─── GIVEN ENTRIES ───
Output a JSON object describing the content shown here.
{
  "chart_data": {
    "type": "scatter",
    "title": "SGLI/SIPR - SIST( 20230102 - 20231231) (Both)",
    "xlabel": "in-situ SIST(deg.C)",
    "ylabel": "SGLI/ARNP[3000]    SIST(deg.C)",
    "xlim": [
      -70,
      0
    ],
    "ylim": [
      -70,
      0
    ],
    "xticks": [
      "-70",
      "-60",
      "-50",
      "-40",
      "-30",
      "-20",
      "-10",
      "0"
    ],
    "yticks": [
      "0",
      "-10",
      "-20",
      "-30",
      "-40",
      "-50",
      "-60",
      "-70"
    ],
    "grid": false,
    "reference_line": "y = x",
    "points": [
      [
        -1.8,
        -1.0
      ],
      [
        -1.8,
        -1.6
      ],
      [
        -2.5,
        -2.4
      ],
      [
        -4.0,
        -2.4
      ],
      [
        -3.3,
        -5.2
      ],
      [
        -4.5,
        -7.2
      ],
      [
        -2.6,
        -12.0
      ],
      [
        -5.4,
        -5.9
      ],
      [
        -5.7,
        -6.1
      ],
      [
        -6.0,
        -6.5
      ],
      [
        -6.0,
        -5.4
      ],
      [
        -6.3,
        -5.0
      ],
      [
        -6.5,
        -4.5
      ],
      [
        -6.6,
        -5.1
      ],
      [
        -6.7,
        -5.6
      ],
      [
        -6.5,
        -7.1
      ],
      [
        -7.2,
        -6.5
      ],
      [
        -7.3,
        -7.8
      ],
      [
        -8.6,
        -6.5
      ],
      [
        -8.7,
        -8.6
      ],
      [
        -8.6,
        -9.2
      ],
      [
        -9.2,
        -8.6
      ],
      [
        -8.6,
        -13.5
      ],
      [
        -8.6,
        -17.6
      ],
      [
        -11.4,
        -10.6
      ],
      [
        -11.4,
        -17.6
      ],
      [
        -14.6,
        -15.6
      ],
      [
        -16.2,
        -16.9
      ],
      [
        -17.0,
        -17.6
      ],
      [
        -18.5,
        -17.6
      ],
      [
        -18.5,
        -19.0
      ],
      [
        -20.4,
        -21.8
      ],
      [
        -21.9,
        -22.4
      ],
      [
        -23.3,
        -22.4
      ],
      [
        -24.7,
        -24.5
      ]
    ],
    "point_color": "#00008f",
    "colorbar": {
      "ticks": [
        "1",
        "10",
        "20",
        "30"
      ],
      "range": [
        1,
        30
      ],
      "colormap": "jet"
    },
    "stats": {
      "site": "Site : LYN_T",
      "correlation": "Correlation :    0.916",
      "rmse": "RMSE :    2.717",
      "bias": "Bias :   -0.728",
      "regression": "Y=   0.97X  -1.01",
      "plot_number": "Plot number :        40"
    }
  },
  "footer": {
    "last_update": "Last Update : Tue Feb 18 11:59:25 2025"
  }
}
───
■ CHALLENGE ■
Transcribe every entry verbatim.

■ OUTPUT BELOW ■
Output a JSON object describing the content shown here.
{
  "chart_data": {
    "type": "scatter",
    "title": "SGLI/SIPR - SIST( 20230102 - 20231231) (Both)",
    "xlabel": "in-situ SIST(deg.C)",
    "ylabel": "SGLI/ARNP[3000]    SIST(deg.C)",
    "xlim": [
      -70,
      0
    ],
    "ylim": [
      -70,
      0
    ],
    "xticks": [
      "-70",
      "-60",
      "-50",
      "-40",
      "-30",
      "-20",
      "-10",
      "0"
    ],
    "yticks": [
      "0",
      "-10",
      "-20",
      "-30",
      "-40",
      "-50",
      "-60",
      "-70"
    ],
    "grid": false,
    "reference_line": "y = x",
    "points": [
      [
        -1.8,
        -1.0
      ],
      [
        -1.8,
        -1.6
      ],
      [
        -2.5,
        -2.4
      ],
      [
        -4.0,
        -2.4
      ],
      [
        -3.3,
        -5.2
      ],
      [
        -4.5,
        -7.2
      ],
      [
        -2.6,
        -12.0
      ],
      [
        -5.4,
        -5.9
      ],
      [
        -5.7,
        -6.1
      ],
      [
        -6.0,
        -6.5
      ],
      [
        -6.0,
        -5.4
      ],
      [
        -6.3,
        -5.0
      ],
      [
        -6.5,
        -4.5
      ],
      [
        -6.6,
        -5.1
      ],
      [
        -6.7,
        -5.6
      ],
      [
        -6.5,
        -7.1
      ],
      [
        -7.2,
        -6.5
      ],
      [
        -7.3,
        -7.8
      ],
      [
        -8.6,
        -6.5
      ],
      [
        -8.7,
        -8.6
      ],
      [
        -8.6,
        -9.2
      ],
      [
        -9.2,
        -8.6
      ],
      [
        -8.6,
        -13.5
      ],
      [
        -8.6,
        -17.6
      ],
      [
        -11.4,
        -10.6
      ],
      [
        -11.4,
        -17.6
      ],
      [
        -14.6,
        -15.6
      ],
      [
        -16.2,
        -16.9
      ],
      [
        -17.0,
        -17.6
      ],
      [
        -18.5,
        -17.6
      ],
      [
        -18.5,
        -19.0
      ],
      [
        -20.4,
        -21.8
      ],
      [
        -21.9,
        -22.4
      ],
      [
        -23.3,
        -22.4
      ],
      [
        -24.7,
        -24.5
      ]
    ],
    "point_color": "#00008f",
    "colorbar": {
      "ticks": [
        "1",
        "10",
        "20",
        "30"
      ],
      "range": [
        1,
        30
      ],
      "colormap": "jet"
    },
    "stats": {
      "site": "Site : LYN_T",
      "correlation": "Correlation :    0.916",
      "rmse": "RMSE :    2.717",
      "bias": "Bias :   -0.728",
      "regression": "Y=   0.97X  -1.01",
      "plot_number": "Plot number :        40"
    }
  },
  "footer": {
    "last_update": "Last Update : Tue Feb 18 11:59:25 2025"
  }
}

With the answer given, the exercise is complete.